INPUT FOR THIS TASK START

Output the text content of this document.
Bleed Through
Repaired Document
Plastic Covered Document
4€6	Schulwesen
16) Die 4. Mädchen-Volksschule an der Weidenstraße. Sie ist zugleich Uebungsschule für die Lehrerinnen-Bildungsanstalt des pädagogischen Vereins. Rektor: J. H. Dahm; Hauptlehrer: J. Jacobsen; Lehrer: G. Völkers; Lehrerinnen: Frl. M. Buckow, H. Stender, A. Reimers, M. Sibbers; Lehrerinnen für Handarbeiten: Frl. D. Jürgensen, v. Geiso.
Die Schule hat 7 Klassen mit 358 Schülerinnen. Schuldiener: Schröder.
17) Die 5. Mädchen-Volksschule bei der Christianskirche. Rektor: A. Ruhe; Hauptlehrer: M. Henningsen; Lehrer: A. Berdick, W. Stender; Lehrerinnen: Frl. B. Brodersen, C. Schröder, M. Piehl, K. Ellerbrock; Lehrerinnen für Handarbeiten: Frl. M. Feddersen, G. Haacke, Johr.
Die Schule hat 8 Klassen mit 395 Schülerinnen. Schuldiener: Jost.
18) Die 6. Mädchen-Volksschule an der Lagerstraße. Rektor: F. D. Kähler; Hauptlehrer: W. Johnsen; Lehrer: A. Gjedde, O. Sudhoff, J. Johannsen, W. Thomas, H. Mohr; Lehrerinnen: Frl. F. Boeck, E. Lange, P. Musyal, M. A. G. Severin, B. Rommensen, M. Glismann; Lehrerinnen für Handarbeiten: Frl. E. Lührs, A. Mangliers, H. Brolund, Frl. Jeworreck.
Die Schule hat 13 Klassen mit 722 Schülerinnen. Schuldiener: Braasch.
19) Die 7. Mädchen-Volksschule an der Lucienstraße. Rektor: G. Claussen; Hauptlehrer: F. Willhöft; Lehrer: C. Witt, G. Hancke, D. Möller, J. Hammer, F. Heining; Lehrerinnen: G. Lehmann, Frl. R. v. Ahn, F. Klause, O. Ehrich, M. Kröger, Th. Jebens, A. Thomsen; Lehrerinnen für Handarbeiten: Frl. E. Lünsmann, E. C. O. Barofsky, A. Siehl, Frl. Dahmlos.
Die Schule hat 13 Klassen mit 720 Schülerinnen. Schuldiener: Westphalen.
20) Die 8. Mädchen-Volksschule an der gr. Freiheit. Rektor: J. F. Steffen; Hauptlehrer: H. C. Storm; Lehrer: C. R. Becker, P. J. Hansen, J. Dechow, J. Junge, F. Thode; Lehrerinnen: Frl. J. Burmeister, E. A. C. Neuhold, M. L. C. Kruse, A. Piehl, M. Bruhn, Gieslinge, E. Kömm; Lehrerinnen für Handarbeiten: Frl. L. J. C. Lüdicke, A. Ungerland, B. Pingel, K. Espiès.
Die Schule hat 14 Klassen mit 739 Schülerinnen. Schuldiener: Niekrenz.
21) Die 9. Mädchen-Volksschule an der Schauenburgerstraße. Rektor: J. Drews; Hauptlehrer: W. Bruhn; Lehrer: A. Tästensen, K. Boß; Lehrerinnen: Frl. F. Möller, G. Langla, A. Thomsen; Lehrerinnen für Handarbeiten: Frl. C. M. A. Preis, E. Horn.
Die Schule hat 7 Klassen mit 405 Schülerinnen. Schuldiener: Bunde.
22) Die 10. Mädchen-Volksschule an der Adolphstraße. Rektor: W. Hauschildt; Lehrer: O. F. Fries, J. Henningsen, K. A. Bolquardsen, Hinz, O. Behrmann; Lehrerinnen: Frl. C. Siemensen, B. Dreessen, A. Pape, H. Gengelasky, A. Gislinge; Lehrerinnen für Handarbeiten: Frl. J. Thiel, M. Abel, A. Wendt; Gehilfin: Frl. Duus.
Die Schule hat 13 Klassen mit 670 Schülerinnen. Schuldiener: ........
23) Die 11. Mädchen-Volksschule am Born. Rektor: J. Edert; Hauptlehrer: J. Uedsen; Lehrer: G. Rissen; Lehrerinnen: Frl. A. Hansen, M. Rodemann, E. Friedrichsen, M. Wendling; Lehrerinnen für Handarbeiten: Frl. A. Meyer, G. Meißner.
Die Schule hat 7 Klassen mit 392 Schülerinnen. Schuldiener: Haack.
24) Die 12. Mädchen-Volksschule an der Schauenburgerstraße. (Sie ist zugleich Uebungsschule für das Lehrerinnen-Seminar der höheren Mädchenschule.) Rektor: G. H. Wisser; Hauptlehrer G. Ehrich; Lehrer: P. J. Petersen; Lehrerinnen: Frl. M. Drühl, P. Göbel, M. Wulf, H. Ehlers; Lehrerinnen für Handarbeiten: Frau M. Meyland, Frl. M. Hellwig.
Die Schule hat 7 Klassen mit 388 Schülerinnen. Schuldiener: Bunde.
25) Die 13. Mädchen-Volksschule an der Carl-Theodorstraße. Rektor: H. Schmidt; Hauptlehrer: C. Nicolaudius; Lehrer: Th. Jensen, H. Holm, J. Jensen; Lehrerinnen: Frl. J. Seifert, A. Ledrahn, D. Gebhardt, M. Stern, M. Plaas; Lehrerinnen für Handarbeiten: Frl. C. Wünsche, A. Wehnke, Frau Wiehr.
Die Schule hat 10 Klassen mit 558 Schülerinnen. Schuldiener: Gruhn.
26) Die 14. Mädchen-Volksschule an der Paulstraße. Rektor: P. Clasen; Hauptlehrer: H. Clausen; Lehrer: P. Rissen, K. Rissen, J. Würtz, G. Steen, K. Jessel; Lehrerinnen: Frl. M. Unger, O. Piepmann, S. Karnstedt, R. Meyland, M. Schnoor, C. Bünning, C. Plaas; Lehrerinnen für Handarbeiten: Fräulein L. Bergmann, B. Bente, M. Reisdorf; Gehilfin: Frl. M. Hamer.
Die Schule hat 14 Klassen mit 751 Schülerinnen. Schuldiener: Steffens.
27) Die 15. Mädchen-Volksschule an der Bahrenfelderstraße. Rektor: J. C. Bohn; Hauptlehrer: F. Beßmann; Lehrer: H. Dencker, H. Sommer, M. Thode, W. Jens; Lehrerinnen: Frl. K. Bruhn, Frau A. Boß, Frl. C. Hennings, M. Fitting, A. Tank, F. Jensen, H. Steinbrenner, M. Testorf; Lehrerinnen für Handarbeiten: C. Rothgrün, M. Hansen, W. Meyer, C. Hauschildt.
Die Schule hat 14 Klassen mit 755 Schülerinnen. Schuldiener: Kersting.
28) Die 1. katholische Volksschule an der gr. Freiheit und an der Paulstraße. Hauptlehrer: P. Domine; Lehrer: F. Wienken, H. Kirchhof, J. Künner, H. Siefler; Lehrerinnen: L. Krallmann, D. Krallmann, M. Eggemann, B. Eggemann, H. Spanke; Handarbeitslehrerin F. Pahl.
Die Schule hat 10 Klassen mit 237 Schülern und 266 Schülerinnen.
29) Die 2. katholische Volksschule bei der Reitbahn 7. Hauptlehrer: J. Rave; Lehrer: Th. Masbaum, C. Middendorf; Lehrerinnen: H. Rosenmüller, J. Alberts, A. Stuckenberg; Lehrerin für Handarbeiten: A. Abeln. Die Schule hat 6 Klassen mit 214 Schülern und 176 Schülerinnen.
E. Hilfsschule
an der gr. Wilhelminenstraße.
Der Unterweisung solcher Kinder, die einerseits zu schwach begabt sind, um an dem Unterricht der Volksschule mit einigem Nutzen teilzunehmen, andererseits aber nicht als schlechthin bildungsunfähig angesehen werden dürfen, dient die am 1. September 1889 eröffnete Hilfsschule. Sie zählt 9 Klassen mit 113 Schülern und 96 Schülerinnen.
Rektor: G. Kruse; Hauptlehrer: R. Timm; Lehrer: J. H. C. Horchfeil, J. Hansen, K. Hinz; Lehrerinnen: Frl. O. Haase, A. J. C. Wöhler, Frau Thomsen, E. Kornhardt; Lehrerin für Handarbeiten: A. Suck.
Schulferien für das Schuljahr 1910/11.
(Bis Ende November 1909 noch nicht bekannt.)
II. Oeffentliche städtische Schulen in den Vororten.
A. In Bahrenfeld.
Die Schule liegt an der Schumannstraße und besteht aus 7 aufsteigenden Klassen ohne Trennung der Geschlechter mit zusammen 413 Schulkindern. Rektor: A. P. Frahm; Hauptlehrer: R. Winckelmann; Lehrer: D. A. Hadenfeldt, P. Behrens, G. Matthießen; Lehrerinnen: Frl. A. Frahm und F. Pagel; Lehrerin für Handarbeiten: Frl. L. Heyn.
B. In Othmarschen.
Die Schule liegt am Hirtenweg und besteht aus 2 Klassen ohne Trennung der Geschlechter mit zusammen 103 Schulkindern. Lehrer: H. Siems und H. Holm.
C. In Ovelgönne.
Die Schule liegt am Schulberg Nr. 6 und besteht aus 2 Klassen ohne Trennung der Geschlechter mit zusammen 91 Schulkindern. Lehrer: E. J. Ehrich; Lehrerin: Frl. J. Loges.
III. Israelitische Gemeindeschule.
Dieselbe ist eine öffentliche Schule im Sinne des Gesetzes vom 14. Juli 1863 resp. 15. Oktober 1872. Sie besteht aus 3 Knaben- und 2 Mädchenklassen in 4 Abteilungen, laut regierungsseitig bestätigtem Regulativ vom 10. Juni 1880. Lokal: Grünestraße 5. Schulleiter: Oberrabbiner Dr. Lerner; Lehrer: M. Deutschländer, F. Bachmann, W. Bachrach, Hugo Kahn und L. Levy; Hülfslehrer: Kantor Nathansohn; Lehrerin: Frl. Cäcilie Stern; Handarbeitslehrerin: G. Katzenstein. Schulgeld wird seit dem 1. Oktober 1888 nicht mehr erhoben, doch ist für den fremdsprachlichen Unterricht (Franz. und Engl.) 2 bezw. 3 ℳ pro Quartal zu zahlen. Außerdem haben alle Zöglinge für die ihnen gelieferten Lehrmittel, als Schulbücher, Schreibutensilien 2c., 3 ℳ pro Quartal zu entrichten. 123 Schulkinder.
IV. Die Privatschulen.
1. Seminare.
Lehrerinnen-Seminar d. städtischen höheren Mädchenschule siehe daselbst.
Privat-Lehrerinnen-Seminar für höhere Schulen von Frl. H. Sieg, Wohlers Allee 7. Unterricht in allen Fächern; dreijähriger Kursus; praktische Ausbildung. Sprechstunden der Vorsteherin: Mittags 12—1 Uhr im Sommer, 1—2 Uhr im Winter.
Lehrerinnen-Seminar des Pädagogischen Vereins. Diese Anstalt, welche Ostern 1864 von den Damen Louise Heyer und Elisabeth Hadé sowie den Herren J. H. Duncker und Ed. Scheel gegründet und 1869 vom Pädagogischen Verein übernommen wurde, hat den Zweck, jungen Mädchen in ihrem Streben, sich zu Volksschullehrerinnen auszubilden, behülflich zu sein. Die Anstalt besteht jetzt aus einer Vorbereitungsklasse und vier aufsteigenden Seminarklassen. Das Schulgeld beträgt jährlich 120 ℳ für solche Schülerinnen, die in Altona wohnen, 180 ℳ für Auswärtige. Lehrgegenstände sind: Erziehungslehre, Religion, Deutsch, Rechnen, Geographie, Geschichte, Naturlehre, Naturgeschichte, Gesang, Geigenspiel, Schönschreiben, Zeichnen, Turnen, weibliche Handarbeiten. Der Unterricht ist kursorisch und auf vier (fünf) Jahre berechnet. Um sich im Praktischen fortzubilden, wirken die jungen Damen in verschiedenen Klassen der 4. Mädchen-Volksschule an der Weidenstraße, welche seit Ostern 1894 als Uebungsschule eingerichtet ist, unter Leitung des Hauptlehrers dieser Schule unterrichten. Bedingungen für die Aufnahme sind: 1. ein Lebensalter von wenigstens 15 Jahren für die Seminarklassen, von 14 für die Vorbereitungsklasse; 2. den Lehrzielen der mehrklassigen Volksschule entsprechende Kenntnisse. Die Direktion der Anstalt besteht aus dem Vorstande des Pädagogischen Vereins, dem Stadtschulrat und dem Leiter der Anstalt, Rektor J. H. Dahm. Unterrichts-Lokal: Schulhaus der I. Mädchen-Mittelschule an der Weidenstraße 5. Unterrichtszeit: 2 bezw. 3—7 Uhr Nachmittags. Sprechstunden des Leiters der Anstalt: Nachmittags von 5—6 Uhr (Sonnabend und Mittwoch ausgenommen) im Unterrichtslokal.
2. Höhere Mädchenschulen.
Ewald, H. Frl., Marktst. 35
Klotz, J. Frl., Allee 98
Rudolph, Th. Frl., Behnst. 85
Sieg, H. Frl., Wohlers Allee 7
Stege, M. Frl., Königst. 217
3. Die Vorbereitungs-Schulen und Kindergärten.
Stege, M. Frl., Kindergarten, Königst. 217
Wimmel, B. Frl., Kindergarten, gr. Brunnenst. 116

INPUT FOR THIS TASK END

* [BRIEF]: Each line of the data that holds the word "Allee" should be copied.

* [ANSWER AREA]:
Privat-Lehrerinnen-Seminar für höhere Schulen von Frl. H. Sieg, Wohlers Allee 7. Unterricht in allen Fächern; dreijähriger Kursus; praktische Ausbildung. Sprechstunden der Vorsteherin: Mittags 12—1 Uhr im Sommer, 1—2 Uhr im Winter.
Klotz, J. Frl., Allee 98
Sieg, H. Frl., Wohlers Allee 7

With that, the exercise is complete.